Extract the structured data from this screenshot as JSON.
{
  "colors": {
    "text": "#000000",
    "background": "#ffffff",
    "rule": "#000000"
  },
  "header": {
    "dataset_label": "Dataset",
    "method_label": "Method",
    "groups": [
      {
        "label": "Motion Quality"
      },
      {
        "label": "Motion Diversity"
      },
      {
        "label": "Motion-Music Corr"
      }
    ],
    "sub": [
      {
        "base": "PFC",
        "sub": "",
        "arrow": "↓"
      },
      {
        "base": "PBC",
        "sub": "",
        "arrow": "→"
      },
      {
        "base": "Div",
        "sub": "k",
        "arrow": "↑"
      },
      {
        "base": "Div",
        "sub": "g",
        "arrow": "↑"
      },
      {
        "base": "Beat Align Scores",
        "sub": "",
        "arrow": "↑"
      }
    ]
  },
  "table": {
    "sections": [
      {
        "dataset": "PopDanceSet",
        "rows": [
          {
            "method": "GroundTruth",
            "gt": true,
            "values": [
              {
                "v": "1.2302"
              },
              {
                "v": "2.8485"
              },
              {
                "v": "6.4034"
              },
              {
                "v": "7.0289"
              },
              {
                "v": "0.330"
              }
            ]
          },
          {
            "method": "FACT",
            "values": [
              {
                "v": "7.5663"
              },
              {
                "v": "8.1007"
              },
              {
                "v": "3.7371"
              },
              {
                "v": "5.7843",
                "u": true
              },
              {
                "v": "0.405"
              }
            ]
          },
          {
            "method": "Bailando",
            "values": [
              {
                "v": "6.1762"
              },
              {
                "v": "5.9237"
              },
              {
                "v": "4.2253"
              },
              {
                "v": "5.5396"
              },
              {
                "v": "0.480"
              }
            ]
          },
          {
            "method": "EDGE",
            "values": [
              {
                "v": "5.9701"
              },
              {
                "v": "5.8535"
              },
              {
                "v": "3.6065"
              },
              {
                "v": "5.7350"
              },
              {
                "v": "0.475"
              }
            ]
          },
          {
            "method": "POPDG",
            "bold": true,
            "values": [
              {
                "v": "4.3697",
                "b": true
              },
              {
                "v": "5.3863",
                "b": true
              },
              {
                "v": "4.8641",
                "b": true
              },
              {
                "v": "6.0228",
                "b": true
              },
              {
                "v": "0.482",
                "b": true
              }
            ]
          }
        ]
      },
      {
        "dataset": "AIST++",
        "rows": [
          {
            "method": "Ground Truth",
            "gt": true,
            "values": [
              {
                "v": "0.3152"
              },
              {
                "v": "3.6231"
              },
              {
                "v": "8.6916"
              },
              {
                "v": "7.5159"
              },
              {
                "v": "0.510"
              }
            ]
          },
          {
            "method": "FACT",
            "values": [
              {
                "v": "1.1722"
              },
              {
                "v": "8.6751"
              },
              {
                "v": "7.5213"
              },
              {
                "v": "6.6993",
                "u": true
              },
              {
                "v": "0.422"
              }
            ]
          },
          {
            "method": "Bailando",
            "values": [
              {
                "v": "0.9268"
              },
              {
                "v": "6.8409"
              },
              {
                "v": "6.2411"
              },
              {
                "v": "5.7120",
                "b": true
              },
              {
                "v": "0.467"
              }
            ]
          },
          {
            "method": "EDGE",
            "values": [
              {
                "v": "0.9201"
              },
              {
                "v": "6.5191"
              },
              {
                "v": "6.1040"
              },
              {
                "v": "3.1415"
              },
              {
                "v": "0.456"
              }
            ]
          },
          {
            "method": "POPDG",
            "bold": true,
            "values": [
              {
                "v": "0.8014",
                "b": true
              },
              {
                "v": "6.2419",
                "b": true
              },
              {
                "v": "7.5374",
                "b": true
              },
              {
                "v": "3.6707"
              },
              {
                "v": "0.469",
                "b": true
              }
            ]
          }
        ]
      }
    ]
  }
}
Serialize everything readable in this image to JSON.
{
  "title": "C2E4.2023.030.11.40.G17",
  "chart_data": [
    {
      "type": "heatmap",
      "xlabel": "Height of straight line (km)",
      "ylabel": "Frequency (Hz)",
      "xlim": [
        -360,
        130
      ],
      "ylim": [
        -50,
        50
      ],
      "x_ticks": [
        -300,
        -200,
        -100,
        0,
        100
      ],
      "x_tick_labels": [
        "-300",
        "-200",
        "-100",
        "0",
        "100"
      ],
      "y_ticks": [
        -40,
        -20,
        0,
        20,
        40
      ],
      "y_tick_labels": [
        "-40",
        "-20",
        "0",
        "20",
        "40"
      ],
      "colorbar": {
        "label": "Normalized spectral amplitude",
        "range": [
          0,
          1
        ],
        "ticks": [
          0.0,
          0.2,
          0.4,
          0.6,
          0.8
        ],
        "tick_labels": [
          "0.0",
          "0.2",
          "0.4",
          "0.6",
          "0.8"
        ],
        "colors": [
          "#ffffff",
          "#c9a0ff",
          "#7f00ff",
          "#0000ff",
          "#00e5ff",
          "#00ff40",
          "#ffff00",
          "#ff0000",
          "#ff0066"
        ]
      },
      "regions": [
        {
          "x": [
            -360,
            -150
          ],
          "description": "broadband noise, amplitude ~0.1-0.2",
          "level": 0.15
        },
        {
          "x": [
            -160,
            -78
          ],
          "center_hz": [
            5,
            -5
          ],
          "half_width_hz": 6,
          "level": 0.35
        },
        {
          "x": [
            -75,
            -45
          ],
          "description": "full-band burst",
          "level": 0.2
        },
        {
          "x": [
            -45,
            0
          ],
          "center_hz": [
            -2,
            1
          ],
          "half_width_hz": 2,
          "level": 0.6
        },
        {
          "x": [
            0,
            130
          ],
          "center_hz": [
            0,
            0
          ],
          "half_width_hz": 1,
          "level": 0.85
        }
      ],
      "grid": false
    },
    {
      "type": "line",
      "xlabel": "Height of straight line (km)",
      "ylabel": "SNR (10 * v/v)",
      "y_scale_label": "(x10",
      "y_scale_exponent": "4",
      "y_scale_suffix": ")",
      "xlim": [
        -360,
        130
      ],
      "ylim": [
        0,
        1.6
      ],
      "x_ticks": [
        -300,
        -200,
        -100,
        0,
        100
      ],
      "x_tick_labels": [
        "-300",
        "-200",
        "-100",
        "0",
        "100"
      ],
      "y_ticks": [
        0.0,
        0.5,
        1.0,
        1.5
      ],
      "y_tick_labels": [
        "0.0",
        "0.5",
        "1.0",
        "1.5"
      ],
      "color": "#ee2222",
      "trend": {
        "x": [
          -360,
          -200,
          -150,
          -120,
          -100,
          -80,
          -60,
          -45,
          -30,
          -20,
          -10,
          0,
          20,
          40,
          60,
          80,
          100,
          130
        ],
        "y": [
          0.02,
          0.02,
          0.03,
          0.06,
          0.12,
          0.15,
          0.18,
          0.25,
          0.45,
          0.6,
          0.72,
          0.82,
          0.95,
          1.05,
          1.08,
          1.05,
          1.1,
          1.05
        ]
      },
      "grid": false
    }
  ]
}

··········

_WHAT NEEDS TO BE DONE_
Select all lines in the listing that include the word "ylabel".

_RESPONSE TO THE TASK_
      "ylabel": "Frequency (Hz)",
      "ylabel": "SNR (10 * v/v)",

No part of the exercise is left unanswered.